Assignment: Check every line below, and copy those that include "ausgeschaltet".

Available data:
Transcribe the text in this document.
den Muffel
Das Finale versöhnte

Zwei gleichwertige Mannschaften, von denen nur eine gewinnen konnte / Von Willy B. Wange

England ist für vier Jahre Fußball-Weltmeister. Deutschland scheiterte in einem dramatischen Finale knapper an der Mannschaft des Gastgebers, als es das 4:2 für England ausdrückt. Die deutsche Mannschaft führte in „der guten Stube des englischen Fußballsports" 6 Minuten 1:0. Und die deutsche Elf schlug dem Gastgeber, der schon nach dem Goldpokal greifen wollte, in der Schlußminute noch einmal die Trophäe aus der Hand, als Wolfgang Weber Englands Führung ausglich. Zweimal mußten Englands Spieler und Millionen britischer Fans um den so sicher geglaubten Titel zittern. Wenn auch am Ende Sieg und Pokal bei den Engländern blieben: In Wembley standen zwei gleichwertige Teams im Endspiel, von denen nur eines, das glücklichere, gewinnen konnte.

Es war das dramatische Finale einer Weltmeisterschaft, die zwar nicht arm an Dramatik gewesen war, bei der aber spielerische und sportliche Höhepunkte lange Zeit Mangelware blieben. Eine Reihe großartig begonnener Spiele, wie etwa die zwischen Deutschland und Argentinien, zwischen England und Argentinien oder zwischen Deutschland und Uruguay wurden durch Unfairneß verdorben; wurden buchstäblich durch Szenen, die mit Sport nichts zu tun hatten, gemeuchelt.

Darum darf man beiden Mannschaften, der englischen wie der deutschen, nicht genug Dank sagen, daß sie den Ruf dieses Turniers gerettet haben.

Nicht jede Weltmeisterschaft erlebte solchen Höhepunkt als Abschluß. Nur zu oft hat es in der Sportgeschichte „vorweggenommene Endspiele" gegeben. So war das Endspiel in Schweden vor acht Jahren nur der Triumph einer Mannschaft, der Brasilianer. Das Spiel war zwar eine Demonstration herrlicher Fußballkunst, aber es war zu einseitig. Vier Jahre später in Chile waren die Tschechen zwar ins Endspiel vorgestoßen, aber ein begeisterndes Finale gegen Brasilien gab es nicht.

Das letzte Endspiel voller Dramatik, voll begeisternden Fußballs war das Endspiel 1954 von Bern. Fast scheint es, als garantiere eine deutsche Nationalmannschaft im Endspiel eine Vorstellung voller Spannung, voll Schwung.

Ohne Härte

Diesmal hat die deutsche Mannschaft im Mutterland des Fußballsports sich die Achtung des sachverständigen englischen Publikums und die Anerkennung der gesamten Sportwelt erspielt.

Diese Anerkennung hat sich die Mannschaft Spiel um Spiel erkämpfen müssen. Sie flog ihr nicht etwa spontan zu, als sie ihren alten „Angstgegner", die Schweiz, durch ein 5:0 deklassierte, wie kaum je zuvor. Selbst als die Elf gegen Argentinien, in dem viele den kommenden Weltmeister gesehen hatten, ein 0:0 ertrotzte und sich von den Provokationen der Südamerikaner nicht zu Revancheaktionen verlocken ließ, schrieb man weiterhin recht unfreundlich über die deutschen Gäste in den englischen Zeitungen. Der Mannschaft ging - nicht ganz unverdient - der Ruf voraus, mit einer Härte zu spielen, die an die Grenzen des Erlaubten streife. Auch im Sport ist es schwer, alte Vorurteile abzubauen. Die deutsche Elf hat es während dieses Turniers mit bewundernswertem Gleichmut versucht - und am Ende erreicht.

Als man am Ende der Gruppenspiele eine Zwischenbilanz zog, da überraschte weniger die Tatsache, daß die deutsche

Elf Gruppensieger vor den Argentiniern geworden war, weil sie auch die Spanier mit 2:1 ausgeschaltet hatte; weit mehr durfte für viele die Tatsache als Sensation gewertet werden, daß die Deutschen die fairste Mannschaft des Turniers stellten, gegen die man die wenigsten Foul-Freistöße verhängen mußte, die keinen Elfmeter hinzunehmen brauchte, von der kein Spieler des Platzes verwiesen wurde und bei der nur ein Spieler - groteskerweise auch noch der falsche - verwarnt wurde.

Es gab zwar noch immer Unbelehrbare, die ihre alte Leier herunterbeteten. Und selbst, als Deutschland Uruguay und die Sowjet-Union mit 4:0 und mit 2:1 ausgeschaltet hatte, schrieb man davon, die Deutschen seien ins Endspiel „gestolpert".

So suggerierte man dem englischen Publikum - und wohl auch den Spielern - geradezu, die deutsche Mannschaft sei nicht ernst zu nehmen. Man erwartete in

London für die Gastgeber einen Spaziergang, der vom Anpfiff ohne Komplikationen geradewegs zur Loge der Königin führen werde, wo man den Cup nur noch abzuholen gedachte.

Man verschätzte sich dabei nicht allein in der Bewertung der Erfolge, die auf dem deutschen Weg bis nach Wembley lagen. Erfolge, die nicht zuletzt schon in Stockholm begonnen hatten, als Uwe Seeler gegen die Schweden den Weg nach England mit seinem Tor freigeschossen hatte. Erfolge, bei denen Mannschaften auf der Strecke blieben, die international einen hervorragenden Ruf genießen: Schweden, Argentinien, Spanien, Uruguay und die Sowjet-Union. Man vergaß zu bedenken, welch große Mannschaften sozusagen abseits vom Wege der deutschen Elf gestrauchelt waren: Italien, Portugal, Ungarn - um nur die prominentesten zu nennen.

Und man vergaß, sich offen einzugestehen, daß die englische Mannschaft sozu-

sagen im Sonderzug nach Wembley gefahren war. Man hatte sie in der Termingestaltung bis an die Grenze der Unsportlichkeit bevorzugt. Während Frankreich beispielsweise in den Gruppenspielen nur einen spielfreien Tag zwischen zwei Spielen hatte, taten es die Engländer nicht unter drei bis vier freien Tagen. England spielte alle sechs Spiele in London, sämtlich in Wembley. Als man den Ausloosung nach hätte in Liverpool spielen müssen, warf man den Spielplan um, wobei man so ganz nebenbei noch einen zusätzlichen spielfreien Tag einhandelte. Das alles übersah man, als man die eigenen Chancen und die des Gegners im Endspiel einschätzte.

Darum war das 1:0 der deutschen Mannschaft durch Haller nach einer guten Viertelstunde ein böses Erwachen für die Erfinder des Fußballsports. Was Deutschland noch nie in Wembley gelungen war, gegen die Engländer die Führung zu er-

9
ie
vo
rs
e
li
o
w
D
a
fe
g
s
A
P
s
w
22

Exercise solution:
Elf Gruppensieger vor den Argentiniern geworden war, weil sie auch die Spanier mit 2:1 ausgeschaltet hatte; weit mehr durfte für viele die Tatsache als Sensation gewertet werden, daß die Deutschen die fairste Mannschaft des Turniers stellten, gegen die man die wenigsten Foul-Freistöße verhängen mußte, die keinen Elfmeter hinzunehmen brauchte, von der kein Spieler des Platzes verwiesen wurde und bei der nur ein Spieler - groteskerweise auch noch der falsche - verwarnt wurde.
Es gab zwar noch immer Unbelehrbare, die ihre alte Leier herunterbeteten. Und selbst, als Deutschland Uruguay und die Sowjet-Union mit 4:0 und mit 2:1 ausgeschaltet hatte, schrieb man davon, die Deutschen seien ins Endspiel „gestolpert".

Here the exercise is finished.